----- Material supplied -----

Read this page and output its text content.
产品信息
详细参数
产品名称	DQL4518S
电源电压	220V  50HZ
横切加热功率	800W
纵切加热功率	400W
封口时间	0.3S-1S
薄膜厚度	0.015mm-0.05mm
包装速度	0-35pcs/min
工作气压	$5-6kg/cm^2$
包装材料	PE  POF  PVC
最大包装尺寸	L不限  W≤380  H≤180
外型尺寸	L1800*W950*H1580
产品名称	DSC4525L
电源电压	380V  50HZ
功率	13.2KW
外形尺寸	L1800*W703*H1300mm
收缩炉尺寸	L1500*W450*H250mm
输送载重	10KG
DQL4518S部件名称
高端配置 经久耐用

-----

What is required:
Above are the records; retype them all without a single difference.

Expected answer:
Read this page and output its text content.
产品信息
详细参数
产品名称	DQL4518S
电源电压	220V  50HZ
横切加热功率	800W
纵切加热功率	400W
封口时间	0.3S-1S
薄膜厚度	0.015mm-0.05mm
包装速度	0-35pcs/min
工作气压	$5-6kg/cm^2$
包装材料	PE  POF  PVC
最大包装尺寸	L不限  W≤380  H≤180
外型尺寸	L1800*W950*H1580
产品名称	DSC4525L
电源电压	380V  50HZ
功率	13.2KW
外形尺寸	L1800*W703*H1300mm
收缩炉尺寸	L1500*W450*H250mm
输送载重	10KG
DQL4518S部件名称
高端配置 经久耐用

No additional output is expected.